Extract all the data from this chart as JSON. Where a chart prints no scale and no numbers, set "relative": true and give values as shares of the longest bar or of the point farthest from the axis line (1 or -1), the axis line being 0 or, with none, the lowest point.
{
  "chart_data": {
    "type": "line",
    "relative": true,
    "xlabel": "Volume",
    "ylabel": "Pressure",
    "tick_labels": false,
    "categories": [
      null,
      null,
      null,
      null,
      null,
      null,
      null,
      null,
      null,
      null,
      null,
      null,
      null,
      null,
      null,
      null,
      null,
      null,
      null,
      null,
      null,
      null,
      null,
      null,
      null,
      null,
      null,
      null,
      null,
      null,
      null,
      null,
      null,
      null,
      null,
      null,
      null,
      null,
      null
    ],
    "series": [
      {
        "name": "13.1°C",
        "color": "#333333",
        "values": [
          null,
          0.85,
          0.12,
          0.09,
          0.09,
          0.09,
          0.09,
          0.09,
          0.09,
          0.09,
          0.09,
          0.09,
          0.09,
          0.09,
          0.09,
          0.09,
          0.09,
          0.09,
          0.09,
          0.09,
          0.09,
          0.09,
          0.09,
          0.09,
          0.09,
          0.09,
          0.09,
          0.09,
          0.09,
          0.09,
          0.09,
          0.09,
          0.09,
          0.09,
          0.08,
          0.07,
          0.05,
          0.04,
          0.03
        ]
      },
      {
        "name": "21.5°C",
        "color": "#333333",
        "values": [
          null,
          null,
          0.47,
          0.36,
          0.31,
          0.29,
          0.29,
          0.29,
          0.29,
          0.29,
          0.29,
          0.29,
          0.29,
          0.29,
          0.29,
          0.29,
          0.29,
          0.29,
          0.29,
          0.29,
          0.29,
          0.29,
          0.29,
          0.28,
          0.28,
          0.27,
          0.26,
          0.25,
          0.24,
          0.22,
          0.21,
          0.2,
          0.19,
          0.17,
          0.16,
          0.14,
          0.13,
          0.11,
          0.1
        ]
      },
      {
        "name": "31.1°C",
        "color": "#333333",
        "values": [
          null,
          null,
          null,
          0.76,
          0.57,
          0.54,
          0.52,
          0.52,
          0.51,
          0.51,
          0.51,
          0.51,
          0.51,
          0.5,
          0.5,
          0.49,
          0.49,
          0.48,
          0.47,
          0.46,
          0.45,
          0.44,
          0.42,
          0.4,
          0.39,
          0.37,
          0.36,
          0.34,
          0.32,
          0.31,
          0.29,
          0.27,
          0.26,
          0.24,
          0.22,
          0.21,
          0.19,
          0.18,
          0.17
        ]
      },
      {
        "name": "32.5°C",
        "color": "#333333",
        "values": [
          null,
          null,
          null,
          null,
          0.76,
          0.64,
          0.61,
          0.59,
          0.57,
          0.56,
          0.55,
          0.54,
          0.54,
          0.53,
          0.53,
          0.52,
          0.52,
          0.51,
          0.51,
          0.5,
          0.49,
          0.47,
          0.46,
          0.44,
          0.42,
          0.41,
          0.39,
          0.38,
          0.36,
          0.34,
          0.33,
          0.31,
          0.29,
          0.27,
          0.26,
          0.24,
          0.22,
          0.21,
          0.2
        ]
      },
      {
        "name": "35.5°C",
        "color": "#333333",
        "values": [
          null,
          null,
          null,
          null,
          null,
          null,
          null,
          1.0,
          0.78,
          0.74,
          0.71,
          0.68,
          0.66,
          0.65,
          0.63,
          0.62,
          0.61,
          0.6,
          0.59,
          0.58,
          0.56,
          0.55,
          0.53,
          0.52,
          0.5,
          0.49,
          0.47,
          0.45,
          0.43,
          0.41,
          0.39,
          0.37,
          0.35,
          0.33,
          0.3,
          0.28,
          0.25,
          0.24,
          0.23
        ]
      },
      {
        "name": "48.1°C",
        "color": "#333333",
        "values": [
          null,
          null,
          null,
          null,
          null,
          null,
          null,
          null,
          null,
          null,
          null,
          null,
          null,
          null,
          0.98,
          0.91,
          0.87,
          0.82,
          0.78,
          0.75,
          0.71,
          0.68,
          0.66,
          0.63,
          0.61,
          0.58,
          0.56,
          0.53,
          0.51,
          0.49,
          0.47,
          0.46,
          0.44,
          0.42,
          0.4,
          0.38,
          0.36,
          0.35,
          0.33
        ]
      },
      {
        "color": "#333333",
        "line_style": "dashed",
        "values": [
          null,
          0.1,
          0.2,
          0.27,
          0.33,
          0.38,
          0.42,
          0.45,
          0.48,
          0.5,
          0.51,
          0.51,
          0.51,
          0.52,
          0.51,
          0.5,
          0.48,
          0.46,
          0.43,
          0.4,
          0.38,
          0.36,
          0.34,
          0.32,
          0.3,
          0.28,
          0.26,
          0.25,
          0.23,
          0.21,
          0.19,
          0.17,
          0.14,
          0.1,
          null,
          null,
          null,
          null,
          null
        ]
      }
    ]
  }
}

^^^^^^^^^^^^^^^^

The task | Each line above that includes "relative" should be shown.

Result of the task |
Extract all the data from this chart as JSON. Where a chart prints no scale and no numbers, set "relative": true and give values as shares of the longest bar or of the point farthest from the axis line (1 or -1), the axis line being 0 or, with none, the lowest point.
    "relative": true,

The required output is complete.